Reproduce each line of the material precisely.

(Excerpts from a figure dataset)

___

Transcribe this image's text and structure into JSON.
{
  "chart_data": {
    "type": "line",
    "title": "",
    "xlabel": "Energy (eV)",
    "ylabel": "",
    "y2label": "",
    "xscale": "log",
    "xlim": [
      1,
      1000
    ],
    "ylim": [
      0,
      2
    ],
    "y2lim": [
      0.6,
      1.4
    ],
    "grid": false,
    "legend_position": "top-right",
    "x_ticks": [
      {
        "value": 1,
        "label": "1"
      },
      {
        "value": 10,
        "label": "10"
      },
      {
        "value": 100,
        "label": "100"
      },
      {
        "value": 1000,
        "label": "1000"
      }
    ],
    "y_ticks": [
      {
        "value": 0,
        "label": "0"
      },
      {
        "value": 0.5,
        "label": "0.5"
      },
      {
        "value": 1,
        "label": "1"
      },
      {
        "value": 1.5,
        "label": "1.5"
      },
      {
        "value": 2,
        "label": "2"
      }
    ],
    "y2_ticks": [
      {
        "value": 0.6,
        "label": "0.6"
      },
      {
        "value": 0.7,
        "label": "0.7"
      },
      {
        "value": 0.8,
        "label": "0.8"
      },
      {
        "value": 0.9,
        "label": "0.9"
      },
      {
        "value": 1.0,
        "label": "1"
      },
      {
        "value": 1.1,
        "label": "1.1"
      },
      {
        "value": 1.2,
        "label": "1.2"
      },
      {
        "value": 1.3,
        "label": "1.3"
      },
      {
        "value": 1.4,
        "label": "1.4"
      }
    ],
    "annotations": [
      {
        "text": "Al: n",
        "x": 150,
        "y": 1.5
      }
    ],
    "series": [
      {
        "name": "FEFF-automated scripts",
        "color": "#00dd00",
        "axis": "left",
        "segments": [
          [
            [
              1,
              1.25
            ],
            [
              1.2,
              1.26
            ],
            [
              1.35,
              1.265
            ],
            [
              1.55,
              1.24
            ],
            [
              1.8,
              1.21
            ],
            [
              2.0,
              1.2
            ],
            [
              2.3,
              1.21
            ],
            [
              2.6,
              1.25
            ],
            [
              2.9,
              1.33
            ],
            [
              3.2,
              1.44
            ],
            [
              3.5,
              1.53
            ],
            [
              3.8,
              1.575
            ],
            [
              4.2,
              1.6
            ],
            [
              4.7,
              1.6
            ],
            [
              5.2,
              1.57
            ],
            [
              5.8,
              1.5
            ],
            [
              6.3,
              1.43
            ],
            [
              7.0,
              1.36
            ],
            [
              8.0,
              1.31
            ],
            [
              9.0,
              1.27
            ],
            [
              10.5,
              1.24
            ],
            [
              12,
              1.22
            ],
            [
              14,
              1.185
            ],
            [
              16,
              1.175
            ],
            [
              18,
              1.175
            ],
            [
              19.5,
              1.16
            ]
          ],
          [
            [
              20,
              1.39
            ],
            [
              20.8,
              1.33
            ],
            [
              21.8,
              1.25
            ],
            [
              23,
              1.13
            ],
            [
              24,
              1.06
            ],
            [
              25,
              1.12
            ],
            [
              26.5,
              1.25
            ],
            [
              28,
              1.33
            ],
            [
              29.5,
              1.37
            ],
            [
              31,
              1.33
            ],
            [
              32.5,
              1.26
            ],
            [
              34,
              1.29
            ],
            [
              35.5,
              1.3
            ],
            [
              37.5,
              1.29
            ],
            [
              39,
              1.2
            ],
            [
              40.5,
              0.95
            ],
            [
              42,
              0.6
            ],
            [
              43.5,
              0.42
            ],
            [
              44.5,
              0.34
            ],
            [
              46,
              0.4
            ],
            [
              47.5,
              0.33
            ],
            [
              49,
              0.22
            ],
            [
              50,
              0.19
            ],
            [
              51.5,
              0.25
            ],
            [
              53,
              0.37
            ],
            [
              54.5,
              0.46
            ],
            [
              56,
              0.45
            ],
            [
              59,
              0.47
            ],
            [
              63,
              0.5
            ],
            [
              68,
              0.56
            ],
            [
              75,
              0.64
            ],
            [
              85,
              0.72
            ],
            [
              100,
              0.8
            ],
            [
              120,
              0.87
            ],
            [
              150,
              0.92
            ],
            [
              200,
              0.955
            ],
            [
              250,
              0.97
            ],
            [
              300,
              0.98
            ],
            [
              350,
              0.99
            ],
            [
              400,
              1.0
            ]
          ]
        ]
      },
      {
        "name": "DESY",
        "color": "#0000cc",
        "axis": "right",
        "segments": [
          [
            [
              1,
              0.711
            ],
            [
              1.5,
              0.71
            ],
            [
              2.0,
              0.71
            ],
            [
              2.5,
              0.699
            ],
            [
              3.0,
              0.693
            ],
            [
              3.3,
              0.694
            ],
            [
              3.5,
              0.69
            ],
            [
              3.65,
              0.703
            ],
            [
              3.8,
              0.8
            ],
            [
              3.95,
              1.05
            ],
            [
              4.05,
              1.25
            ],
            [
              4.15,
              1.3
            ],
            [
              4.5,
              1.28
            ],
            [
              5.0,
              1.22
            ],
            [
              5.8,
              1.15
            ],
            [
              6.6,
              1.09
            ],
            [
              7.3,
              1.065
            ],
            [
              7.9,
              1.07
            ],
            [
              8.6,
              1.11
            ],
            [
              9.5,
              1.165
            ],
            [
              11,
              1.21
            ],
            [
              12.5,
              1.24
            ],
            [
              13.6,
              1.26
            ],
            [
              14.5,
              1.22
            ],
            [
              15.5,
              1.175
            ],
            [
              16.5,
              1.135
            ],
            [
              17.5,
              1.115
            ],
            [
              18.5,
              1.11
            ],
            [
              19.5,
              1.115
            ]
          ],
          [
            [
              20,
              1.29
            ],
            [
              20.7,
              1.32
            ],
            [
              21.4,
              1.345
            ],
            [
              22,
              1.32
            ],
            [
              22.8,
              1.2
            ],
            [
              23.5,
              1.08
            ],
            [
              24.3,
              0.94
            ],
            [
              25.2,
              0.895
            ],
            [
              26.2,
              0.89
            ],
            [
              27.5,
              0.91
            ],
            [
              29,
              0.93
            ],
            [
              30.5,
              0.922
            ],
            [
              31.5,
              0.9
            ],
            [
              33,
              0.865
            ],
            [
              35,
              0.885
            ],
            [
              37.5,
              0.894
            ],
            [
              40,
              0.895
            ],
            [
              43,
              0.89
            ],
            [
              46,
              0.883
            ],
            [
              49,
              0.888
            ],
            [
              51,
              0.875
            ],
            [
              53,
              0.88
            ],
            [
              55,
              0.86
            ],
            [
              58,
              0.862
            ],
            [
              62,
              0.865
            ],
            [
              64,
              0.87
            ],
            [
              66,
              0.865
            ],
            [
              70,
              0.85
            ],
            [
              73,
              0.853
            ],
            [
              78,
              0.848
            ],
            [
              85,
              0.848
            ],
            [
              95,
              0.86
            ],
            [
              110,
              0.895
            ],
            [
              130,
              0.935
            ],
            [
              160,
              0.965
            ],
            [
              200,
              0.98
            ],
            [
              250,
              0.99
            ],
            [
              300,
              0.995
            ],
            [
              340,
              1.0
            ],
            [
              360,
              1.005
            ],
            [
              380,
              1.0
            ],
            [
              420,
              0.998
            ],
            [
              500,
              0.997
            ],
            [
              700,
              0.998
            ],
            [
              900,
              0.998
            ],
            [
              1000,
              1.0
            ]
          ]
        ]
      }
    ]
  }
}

___

Result of the exercise —
Transcribe this image's text and structure into JSON.
{
  "chart_data": {
    "type": "line",
    "title": "",
    "xlabel": "Energy (eV)",
    "ylabel": "",
    "y2label": "",
    "xscale": "log",
    "xlim": [
      1,
      1000
    ],
    "ylim": [
      0,
      2
    ],
    "y2lim": [
      0.6,
      1.4
    ],
    "grid": false,
    "legend_position": "top-right",
    "x_ticks": [
      {
        "value": 1,
        "label": "1"
      },
      {
        "value": 10,
        "label": "10"
      },
      {
        "value": 100,
        "label": "100"
      },
      {
        "value": 1000,
        "label": "1000"
      }
    ],
    "y_ticks": [
      {
        "value": 0,
        "label": "0"
      },
      {
        "value": 0.5,
        "label": "0.5"
      },
      {
        "value": 1,
        "label": "1"
      },
      {
        "value": 1.5,
        "label": "1.5"
      },
      {
        "value": 2,
        "label": "2"
      }
    ],
    "y2_ticks": [
      {
        "value": 0.6,
        "label": "0.6"
      },
      {
        "value": 0.7,
        "label": "0.7"
      },
      {
        "value": 0.8,
        "label": "0.8"
      },
      {
        "value": 0.9,
        "label": "0.9"
      },
      {
        "value": 1.0,
        "label": "1"
      },
      {
        "value": 1.1,
        "label": "1.1"
      },
      {
        "value": 1.2,
        "label": "1.2"
      },
      {
        "value": 1.3,
        "label": "1.3"
      },
      {
        "value": 1.4,
        "label": "1.4"
      }
    ],
    "annotations": [
      {
        "text": "Al: n",
        "x": 150,
        "y": 1.5
      }
    ],
    "series": [
      {
        "name": "FEFF-automated scripts",
        "color": "#00dd00",
        "axis": "left",
        "segments": [
          [
            [
              1,
              1.25
            ],
            [
              1.2,
              1.26
            ],
            [
              1.35,
              1.265
            ],
            [
              1.55,
              1.24
            ],
            [
              1.8,
              1.21
            ],
            [
              2.0,
              1.2
            ],
            [
              2.3,
              1.21
            ],
            [
              2.6,
              1.25
            ],
            [
              2.9,
              1.33
            ],
            [
              3.2,
              1.44
            ],
            [
              3.5,
              1.53
            ],
            [
              3.8,
              1.575
            ],
            [
              4.2,
              1.6
            ],
            [
              4.7,
              1.6
            ],
            [
              5.2,
              1.57
            ],
            [
              5.8,
              1.5
            ],
            [
              6.3,
              1.43
            ],
            [
              7.0,
              1.36
            ],
            [
              8.0,
              1.31
            ],
            [
              9.0,
              1.27
            ],
            [
              10.5,
              1.24
            ],
            [
              12,
              1.22
            ],
            [
              14,
              1.185
            ],
            [
              16,
              1.175
            ],
            [
              18,
              1.175
            ],
            [
              19.5,
              1.16
            ]
          ],
          [
            [
              20,
              1.39
            ],
            [
              20.8,
              1.33
            ],
            [
              21.8,
              1.25
            ],
            [
              23,
              1.13
            ],
            [
              24,
              1.06
            ],
            [
              25,
              1.12
            ],
            [
              26.5,
              1.25
            ],
            [
              28,
              1.33
            ],
            [
              29.5,
              1.37
            ],
            [
              31,
              1.33
            ],
            [
              32.5,
              1.26
            ],
            [
              34,
              1.29
            ],
            [
              35.5,
              1.3
            ],
            [
              37.5,
              1.29
            ],
            [
              39,
              1.2
            ],
            [
              40.5,
              0.95
            ],
            [
              42,
              0.6
            ],
            [
              43.5,
              0.42
            ],
            [
              44.5,
              0.34
            ],
            [
              46,
              0.4
            ],
            [
              47.5,
              0.33
            ],
            [
              49,
              0.22
            ],
            [
              50,
              0.19
            ],
            [
              51.5,
              0.25
            ],
            [
              53,
              0.37
            ],
            [
              54.5,
              0.46
            ],
            [
              56,
              0.45
            ],
            [
              59,
              0.47
            ],
            [
              63,
              0.5
            ],
            [
              68,
              0.56
            ],
            [
              75,
              0.64
            ],
            [
              85,
              0.72
            ],
            [
              100,
              0.8
            ],
            [
              120,
              0.87
            ],
            [
              150,
              0.92
            ],
            [
              200,
              0.955
            ],
            [
              250,
              0.97
            ],
            [
              300,
              0.98
            ],
            [
              350,
              0.99
            ],
            [
              400,
              1.0
            ]
          ]
        ]
      },
      {
        "name": "DESY",
        "color": "#0000cc",
        "axis": "right",
        "segments": [
          [
            [
              1,
              0.711
            ],
            [
              1.5,
              0.71
            ],
            [
              2.0,
              0.71
            ],
            [
              2.5,
              0.699
            ],
            [
              3.0,
              0.693
            ],
            [
              3.3,
              0.694
            ],
            [
              3.5,
              0.69
            ],
            [
              3.65,
              0.703
            ],
            [
              3.8,
              0.8
            ],
            [
              3.95,
              1.05
            ],
            [
              4.05,
              1.25
            ],
            [
              4.15,
              1.3
            ],
            [
              4.5,
              1.28
            ],
            [
              5.0,
              1.22
            ],
            [
              5.8,
              1.15
            ],
            [
              6.6,
              1.09
            ],
            [
              7.3,
              1.065
            ],
            [
              7.9,
              1.07
            ],
            [
              8.6,
              1.11
            ],
            [
              9.5,
              1.165
            ],
            [
              11,
              1.21
            ],
            [
              12.5,
              1.24
            ],
            [
              13.6,
              1.26
            ],
            [
              14.5,
              1.22
            ],
            [
              15.5,
              1.175
            ],
            [
              16.5,
              1.135
            ],
            [
              17.5,
              1.115
            ],
            [
              18.5,
              1.11
            ],
            [
              19.5,
              1.115
            ]
          ],
          [
            [
              20,
              1.29
            ],
            [
              20.7,
              1.32
            ],
            [
              21.4,
              1.345
            ],
            [
              22,
              1.32
            ],
            [
              22.8,
              1.2
            ],
            [
              23.5,
              1.08
            ],
            [
              24.3,
              0.94
            ],
            [
              25.2,
              0.895
            ],
            [
              26.2,
              0.89
            ],
            [
              27.5,
              0.91
            ],
            [
              29,
              0.93
            ],
            [
              30.5,
              0.922
            ],
            [
              31.5,
              0.9
            ],
            [
              33,
              0.865
            ],
            [
              35,
              0.885
            ],
            [
              37.5,
              0.894
            ],
            [
              40,
              0.895
            ],
            [
              43,
              0.89
            ],
            [
              46,
              0.883
            ],
            [
              49,
              0.888
            ],
            [
              51,
              0.875
            ],
            [
              53,
              0.88
            ],
            [
              55,
              0.86
            ],
            [
              58,
              0.862
            ],
            [
              62,
              0.865
            ],
            [
              64,
              0.87
            ],
            [
              66,
              0.865
            ],
            [
              70,
              0.85
            ],
            [
              73,
              0.853
            ],
            [
              78,
              0.848
            ],
            [
              85,
              0.848
            ],
            [
              95,
              0.86
            ],
            [
              110,
              0.895
            ],
            [
              130,
              0.935
            ],
            [
              160,
              0.965
            ],
            [
              200,
              0.98
            ],
            [
              250,
              0.99
            ],
            [
              300,
              0.995
            ],
            [
              340,
              1.0
            ],
            [
              360,
              1.005
            ],
            [
              380,
              1.0
            ],
            [
              420,
              0.998
            ],
            [
              500,
              0.997
            ],
            [
              700,
              0.998
            ],
            [
              900,
              0.998
            ],
            [
              1000,
              1.0
            ]
          ]
        ]
      }
    ]
  }
}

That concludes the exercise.